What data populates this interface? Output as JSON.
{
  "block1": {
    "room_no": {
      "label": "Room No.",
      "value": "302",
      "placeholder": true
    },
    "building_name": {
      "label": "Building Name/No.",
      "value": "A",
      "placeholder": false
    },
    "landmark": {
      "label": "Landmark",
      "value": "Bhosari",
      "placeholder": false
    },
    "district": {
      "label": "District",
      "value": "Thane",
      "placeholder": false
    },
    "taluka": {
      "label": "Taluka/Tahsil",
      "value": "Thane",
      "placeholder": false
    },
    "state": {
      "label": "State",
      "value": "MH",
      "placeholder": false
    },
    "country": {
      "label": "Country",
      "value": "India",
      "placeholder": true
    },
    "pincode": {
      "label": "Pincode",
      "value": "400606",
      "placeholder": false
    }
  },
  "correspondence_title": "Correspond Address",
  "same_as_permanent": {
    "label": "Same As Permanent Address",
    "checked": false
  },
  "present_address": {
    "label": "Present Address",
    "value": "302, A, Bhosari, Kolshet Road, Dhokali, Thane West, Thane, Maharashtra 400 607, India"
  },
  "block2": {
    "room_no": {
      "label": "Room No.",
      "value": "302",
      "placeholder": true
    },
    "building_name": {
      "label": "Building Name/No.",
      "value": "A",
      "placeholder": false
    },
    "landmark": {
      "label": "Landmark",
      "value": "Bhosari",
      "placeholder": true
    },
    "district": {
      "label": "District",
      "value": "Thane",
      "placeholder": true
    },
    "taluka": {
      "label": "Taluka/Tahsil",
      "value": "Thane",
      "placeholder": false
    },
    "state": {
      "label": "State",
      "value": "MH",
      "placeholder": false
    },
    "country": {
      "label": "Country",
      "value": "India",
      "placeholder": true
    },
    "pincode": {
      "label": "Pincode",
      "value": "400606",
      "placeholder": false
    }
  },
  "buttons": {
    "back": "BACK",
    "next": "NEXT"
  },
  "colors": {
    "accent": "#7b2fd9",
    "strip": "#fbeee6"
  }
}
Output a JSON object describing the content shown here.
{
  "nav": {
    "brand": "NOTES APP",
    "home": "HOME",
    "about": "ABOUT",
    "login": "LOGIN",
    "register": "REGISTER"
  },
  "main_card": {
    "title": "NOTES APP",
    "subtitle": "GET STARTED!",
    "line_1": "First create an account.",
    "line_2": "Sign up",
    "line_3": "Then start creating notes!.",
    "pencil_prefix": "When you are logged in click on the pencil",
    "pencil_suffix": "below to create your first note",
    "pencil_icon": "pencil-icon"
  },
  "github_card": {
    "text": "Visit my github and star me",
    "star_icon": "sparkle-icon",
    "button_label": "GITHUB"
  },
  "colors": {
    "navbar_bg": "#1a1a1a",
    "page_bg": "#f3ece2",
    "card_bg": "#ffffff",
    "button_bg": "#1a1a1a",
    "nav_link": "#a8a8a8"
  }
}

__EXERCISE TASK__
Starting at the line that contains "Output a JSON", output each remaining line of the listing, the last line included, exactly as it appears.

__FINISHED TASK__
Output a JSON object describing the content shown here.
{
  "nav": {
    "brand": "NOTES APP",
    "home": "HOME",
    "about": "ABOUT",
    "login": "LOGIN",
    "register": "REGISTER"
  },
  "main_card": {
    "title": "NOTES APP",
    "subtitle": "GET STARTED!",
    "line_1": "First create an account.",
    "line_2": "Sign up",
    "line_3": "Then start creating notes!.",
    "pencil_prefix": "When you are logged in click on the pencil",
    "pencil_suffix": "below to create your first note",
    "pencil_icon": "pencil-icon"
  },
  "github_card": {
    "text": "Visit my github and star me",
    "star_icon": "sparkle-icon",
    "button_label": "GITHUB"
  },
  "colors": {
    "navbar_bg": "#1a1a1a",
    "page_bg": "#f3ece2",
    "card_bg": "#ffffff",
    "button_bg": "#1a1a1a",
    "nav_link": "#a8a8a8"
  }
}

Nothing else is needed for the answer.